RECORDED INFORMATION:
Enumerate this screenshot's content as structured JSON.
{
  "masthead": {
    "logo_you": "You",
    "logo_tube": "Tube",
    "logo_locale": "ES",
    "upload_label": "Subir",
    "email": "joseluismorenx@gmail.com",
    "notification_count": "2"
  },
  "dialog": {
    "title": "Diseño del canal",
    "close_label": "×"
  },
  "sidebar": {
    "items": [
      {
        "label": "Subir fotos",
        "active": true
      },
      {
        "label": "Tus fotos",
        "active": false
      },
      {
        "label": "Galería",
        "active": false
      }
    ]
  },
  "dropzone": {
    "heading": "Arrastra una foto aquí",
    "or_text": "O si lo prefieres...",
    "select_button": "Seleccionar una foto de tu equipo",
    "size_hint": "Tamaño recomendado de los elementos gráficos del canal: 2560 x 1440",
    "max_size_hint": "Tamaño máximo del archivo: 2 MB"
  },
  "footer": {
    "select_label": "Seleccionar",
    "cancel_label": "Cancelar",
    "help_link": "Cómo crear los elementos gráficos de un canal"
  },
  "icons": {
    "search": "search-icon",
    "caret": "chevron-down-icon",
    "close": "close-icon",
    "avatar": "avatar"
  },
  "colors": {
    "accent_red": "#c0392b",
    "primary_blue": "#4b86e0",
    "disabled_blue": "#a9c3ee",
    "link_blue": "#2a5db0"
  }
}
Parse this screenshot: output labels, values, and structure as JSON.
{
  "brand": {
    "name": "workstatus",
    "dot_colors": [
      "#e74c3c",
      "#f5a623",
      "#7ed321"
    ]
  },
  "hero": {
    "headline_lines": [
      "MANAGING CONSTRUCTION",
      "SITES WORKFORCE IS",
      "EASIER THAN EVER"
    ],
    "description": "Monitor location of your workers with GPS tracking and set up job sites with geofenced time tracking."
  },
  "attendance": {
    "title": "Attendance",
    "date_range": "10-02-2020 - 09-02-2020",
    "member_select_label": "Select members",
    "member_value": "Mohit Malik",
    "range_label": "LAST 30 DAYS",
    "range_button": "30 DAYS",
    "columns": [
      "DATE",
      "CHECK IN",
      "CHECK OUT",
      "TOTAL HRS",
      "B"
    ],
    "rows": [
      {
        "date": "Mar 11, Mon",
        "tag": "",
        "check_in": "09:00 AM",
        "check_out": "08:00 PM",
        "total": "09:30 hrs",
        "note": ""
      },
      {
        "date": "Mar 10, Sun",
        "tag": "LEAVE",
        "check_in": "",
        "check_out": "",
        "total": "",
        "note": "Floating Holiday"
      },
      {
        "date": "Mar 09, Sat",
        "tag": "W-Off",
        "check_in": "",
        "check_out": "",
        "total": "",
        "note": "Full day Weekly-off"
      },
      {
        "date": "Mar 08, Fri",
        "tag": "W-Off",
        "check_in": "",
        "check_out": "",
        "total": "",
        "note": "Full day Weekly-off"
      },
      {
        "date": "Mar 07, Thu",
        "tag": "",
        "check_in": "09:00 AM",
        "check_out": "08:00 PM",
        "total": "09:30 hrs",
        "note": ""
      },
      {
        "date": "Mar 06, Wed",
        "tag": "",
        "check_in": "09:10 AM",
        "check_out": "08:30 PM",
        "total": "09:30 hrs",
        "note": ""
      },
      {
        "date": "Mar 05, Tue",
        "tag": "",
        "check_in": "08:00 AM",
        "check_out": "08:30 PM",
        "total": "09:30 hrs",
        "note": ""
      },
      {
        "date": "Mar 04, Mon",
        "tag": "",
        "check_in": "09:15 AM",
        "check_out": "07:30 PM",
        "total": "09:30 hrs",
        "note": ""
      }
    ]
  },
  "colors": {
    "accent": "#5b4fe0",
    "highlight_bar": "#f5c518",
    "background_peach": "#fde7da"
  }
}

...

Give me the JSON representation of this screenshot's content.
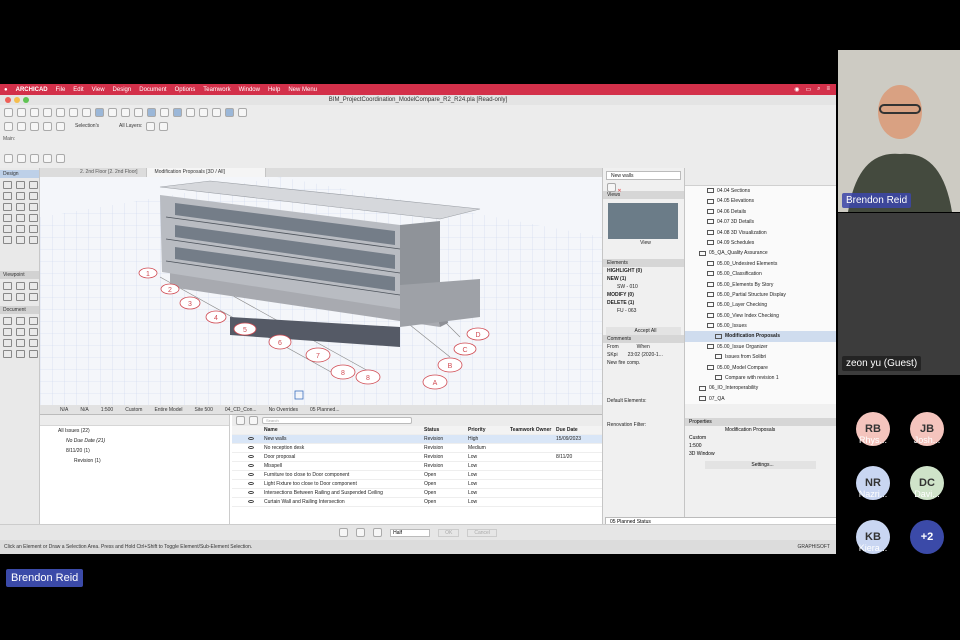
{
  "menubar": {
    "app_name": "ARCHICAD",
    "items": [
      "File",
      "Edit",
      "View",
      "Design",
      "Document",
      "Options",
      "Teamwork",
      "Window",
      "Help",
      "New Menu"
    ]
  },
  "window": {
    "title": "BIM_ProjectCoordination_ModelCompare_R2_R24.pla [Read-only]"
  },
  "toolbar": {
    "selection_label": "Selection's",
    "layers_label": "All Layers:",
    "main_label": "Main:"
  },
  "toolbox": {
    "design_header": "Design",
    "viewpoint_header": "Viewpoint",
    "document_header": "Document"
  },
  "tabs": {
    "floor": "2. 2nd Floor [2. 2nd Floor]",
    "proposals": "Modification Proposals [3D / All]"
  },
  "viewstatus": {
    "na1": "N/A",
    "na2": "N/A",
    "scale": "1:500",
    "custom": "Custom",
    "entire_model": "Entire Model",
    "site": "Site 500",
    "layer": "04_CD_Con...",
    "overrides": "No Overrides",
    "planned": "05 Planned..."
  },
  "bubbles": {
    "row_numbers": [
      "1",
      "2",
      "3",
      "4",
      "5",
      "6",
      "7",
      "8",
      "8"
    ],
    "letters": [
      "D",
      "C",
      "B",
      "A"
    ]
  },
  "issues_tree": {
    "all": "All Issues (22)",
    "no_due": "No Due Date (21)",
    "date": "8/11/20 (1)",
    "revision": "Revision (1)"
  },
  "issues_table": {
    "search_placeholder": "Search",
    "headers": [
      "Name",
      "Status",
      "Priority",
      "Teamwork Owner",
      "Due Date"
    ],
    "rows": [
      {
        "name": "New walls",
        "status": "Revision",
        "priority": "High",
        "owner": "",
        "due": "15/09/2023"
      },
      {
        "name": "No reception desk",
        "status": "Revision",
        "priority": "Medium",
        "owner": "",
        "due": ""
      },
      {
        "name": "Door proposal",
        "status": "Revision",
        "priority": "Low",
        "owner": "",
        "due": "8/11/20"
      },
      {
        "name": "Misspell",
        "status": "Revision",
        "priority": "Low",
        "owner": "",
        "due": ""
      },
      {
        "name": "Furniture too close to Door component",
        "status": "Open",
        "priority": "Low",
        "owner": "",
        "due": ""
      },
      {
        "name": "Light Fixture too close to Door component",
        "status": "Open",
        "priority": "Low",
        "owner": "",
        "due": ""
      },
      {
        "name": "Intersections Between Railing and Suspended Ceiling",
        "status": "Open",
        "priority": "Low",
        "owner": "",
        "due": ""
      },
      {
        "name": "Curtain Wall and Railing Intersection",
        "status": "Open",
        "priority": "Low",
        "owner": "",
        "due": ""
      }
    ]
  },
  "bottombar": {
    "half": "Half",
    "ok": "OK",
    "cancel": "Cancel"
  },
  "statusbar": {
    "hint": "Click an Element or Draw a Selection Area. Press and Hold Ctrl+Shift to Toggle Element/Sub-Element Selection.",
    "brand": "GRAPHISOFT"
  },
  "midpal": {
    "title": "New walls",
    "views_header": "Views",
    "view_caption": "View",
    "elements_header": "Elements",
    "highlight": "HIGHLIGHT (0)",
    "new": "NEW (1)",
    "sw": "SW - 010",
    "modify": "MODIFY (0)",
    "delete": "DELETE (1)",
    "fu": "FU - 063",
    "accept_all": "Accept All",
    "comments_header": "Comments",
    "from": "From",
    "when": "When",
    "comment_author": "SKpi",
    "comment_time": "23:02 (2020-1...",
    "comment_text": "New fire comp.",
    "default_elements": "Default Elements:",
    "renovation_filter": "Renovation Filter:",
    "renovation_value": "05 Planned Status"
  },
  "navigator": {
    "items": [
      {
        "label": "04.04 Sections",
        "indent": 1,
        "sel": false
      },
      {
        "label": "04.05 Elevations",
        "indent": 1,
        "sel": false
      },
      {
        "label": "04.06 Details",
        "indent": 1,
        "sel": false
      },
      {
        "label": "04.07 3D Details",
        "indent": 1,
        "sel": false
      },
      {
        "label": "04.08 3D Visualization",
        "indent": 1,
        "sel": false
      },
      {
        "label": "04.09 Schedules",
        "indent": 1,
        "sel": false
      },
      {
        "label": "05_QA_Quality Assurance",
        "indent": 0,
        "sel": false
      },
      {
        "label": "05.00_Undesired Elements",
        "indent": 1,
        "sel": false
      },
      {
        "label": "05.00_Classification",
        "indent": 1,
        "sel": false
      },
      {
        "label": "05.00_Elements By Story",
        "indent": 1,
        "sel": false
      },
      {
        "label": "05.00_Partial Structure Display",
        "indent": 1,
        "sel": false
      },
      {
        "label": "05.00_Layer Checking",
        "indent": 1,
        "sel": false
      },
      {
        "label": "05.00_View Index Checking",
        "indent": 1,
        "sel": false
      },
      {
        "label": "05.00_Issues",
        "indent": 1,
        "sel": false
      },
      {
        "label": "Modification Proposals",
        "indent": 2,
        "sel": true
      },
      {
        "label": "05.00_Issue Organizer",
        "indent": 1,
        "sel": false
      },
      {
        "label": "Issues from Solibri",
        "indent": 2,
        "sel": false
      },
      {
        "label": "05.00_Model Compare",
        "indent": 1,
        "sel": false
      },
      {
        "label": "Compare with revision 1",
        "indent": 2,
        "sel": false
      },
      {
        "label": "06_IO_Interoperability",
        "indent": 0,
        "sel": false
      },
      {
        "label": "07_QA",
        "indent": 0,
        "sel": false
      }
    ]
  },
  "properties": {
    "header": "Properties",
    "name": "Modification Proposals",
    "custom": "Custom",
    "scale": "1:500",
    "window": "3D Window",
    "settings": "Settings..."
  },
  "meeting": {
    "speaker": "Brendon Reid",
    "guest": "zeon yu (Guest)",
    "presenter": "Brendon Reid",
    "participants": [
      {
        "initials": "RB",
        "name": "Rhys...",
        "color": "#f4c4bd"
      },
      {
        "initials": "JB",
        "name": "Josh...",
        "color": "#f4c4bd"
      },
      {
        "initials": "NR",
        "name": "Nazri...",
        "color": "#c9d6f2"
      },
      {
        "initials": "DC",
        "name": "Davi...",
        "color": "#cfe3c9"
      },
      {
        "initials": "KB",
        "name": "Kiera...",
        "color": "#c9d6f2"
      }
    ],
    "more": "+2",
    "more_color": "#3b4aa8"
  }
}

--

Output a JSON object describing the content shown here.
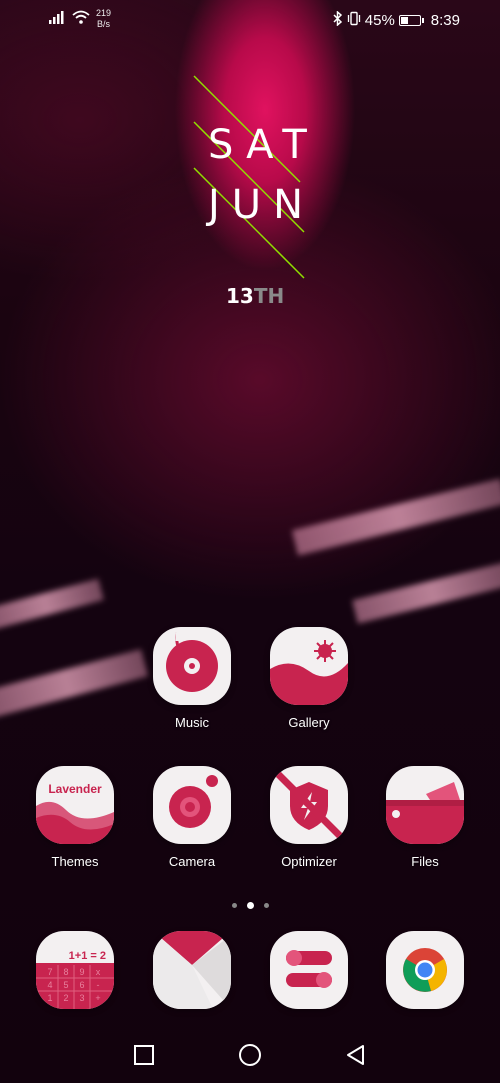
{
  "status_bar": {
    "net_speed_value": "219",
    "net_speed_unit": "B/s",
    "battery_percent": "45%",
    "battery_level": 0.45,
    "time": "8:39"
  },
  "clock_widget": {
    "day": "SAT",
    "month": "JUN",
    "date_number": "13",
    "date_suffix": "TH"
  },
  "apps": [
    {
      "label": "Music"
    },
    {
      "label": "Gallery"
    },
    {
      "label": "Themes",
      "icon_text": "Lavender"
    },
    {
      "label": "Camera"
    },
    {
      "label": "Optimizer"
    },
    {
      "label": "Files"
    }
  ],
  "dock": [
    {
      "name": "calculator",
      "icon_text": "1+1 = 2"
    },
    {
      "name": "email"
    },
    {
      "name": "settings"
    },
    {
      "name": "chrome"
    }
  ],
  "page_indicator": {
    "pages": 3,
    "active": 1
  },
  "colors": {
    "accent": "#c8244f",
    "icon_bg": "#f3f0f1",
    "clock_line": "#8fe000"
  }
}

DESCRIPTION OF THE TASK:
Look for "Subir" and pull out every line that has it.

WORKED SOLUTION:
    "upload_label": "Subir",
        "label": "Subir fotos",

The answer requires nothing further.